_GIVEN REQUEST_.
Identify every line in the records below that contains the word "look", and reproduce each one.

— Begin —

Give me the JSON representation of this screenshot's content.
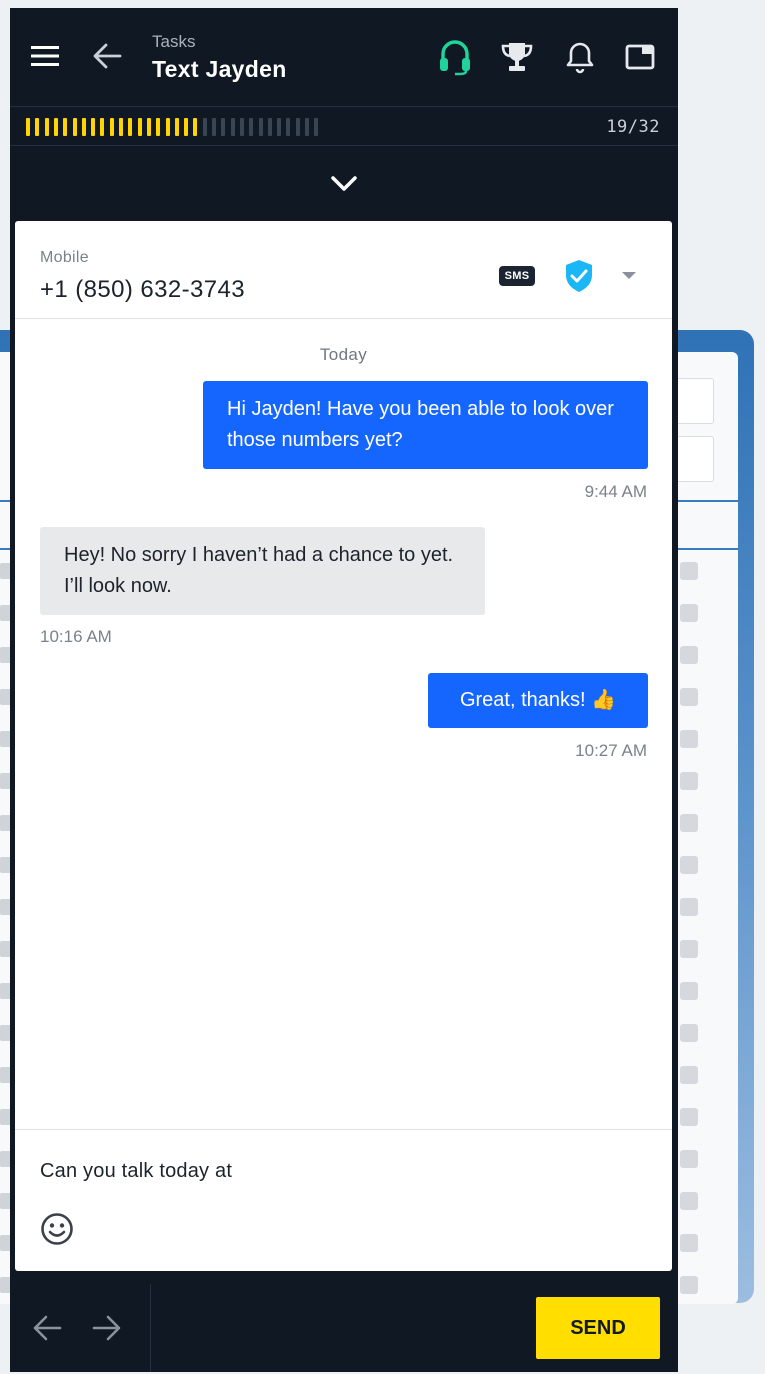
{
  "header": {
    "subtitle": "Tasks",
    "title": "Text Jayden"
  },
  "progress": {
    "count": "19/32",
    "done": 19,
    "total": 32,
    "done_color": "#ffd400",
    "todo_color": "#3a4552"
  },
  "contact": {
    "label": "Mobile",
    "phone": "+1 (850) 632-3743",
    "badge": "SMS",
    "verified_icon": "shield-check-icon",
    "verified_color": "#1ab6f5"
  },
  "conversation": {
    "date": "Today",
    "messages": [
      {
        "direction": "outgoing",
        "text": "Hi Jayden! Have you been able to look over those numbers yet?",
        "time": "9:44 AM"
      },
      {
        "direction": "incoming",
        "text": "Hey! No sorry I haven’t had a chance to yet. I’ll look now.",
        "time": "10:16 AM"
      },
      {
        "direction": "outgoing",
        "text": "Great, thanks! 👍",
        "time": "10:27 AM"
      }
    ]
  },
  "composer": {
    "value": "Can you talk today at"
  },
  "footer": {
    "send_label": "SEND"
  },
  "colors": {
    "panel_bg": "#0f1823",
    "outgoing_bubble": "#1565ff",
    "incoming_bubble": "#e8e9eb",
    "send_button": "#ffde00",
    "headset_active": "#1fd39a"
  }
}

— End —

_WRITTEN RESPONSE_.
        "text": "Hi Jayden! Have you been able to look over those numbers yet?",
        "text": "Hey! No sorry I haven’t had a chance to yet. I’ll look now.",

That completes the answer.